## Data for this exercise:
|---|

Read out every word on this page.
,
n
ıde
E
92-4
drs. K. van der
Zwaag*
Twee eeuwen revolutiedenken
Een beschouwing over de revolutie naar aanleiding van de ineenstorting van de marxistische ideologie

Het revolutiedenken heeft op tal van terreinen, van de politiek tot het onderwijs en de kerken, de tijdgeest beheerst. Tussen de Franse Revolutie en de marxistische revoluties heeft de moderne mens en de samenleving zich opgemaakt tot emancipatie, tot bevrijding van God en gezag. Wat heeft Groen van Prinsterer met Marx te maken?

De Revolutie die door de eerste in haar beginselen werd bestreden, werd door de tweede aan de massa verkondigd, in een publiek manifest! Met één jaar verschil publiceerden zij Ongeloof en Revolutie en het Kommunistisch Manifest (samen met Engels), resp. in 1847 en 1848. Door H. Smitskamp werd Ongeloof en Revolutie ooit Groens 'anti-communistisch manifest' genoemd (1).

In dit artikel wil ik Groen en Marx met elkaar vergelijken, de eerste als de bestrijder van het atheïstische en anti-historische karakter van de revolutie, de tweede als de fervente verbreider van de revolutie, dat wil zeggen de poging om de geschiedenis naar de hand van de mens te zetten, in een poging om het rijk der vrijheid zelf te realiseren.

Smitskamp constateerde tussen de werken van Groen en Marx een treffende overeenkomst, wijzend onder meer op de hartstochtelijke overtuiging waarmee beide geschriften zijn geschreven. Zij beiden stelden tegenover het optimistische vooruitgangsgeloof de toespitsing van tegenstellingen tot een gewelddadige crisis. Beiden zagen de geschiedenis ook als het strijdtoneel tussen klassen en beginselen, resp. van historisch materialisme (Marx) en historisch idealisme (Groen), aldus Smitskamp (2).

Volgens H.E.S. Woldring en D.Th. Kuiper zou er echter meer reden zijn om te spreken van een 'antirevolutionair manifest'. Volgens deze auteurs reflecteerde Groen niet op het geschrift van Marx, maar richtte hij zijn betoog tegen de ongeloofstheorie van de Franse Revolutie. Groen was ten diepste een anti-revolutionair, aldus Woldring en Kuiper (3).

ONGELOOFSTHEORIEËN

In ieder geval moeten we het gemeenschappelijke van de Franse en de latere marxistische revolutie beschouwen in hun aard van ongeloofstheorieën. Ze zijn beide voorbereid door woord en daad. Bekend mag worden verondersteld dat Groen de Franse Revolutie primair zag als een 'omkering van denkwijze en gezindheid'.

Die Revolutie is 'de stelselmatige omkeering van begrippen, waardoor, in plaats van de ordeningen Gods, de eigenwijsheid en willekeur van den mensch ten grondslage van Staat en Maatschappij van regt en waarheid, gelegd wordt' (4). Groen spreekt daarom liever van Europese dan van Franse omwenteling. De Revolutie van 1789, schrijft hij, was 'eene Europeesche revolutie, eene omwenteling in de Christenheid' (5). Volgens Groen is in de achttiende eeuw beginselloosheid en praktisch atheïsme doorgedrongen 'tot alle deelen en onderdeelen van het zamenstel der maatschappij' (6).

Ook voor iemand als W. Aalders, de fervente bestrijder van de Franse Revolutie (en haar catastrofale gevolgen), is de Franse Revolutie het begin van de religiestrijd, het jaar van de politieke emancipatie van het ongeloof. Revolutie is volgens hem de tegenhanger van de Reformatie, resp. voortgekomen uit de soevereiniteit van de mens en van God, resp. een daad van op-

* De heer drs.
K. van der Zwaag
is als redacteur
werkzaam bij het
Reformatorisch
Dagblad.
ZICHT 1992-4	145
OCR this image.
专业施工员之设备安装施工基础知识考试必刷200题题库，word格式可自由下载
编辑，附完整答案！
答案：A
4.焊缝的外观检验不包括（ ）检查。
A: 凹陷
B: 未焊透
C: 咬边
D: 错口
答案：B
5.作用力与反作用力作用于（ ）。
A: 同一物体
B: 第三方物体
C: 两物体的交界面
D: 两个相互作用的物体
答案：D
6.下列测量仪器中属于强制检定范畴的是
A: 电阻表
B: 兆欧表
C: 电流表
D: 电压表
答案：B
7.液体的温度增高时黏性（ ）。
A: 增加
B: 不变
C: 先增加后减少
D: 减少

|---|

## What you should do:
Write the material out exactly, with nothing left out.

## Written solution:
Read out every word on this page.
,
n
ıde
E
92-4
drs. K. van der
Zwaag*
Twee eeuwen revolutiedenken
Een beschouwing over de revolutie naar aanleiding van de ineenstorting van de marxistische ideologie

Het revolutiedenken heeft op tal van terreinen, van de politiek tot het onderwijs en de kerken, de tijdgeest beheerst. Tussen de Franse Revolutie en de marxistische revoluties heeft de moderne mens en de samenleving zich opgemaakt tot emancipatie, tot bevrijding van God en gezag. Wat heeft Groen van Prinsterer met Marx te maken?

De Revolutie die door de eerste in haar beginselen werd bestreden, werd door de tweede aan de massa verkondigd, in een publiek manifest! Met één jaar verschil publiceerden zij Ongeloof en Revolutie en het Kommunistisch Manifest (samen met Engels), resp. in 1847 en 1848. Door H. Smitskamp werd Ongeloof en Revolutie ooit Groens 'anti-communistisch manifest' genoemd (1).

In dit artikel wil ik Groen en Marx met elkaar vergelijken, de eerste als de bestrijder van het atheïstische en anti-historische karakter van de revolutie, de tweede als de fervente verbreider van de revolutie, dat wil zeggen de poging om de geschiedenis naar de hand van de mens te zetten, in een poging om het rijk der vrijheid zelf te realiseren.

Smitskamp constateerde tussen de werken van Groen en Marx een treffende overeenkomst, wijzend onder meer op de hartstochtelijke overtuiging waarmee beide geschriften zijn geschreven. Zij beiden stelden tegenover het optimistische vooruitgangsgeloof de toespitsing van tegenstellingen tot een gewelddadige crisis. Beiden zagen de geschiedenis ook als het strijdtoneel tussen klassen en beginselen, resp. van historisch materialisme (Marx) en historisch idealisme (Groen), aldus Smitskamp (2).

Volgens H.E.S. Woldring en D.Th. Kuiper zou er echter meer reden zijn om te spreken van een 'antirevolutionair manifest'. Volgens deze auteurs reflecteerde Groen niet op het geschrift van Marx, maar richtte hij zijn betoog tegen de ongeloofstheorie van de Franse Revolutie. Groen was ten diepste een anti-revolutionair, aldus Woldring en Kuiper (3).

ONGELOOFSTHEORIEËN

In ieder geval moeten we het gemeenschappelijke van de Franse en de latere marxistische revolutie beschouwen in hun aard van ongeloofstheorieën. Ze zijn beide voorbereid door woord en daad. Bekend mag worden verondersteld dat Groen de Franse Revolutie primair zag als een 'omkering van denkwijze en gezindheid'.

Die Revolutie is 'de stelselmatige omkeering van begrippen, waardoor, in plaats van de ordeningen Gods, de eigenwijsheid en willekeur van den mensch ten grondslage van Staat en Maatschappij van regt en waarheid, gelegd wordt' (4). Groen spreekt daarom liever van Europese dan van Franse omwenteling. De Revolutie van 1789, schrijft hij, was 'eene Europeesche revolutie, eene omwenteling in de Christenheid' (5). Volgens Groen is in de achttiende eeuw beginselloosheid en praktisch atheïsme doorgedrongen 'tot alle deelen en onderdeelen van het zamenstel der maatschappij' (6).

Ook voor iemand als W. Aalders, de fervente bestrijder van de Franse Revolutie (en haar catastrofale gevolgen), is de Franse Revolutie het begin van de religiestrijd, het jaar van de politieke emancipatie van het ongeloof. Revolutie is volgens hem de tegenhanger van de Reformatie, resp. voortgekomen uit de soevereiniteit van de mens en van God, resp. een daad van op-

* De heer drs.
K. van der Zwaag
is als redacteur
werkzaam bij het
Reformatorisch
Dagblad.
ZICHT 1992-4	145
OCR this image.
专业施工员之设备安装施工基础知识考试必刷200题题库，word格式可自由下载
编辑，附完整答案！
答案：A
4.焊缝的外观检验不包括（ ）检查。
A: 凹陷
B: 未焊透
C: 咬边
D: 错口
答案：B
5.作用力与反作用力作用于（ ）。
A: 同一物体
B: 第三方物体
C: 两物体的交界面
D: 两个相互作用的物体
答案：D
6.下列测量仪器中属于强制检定范畴的是
A: 电阻表
B: 兆欧表
C: 电流表
D: 电压表
答案：B
7.液体的温度增高时黏性（ ）。
A: 增加
B: 不变
C: 先增加后减少
D: 减少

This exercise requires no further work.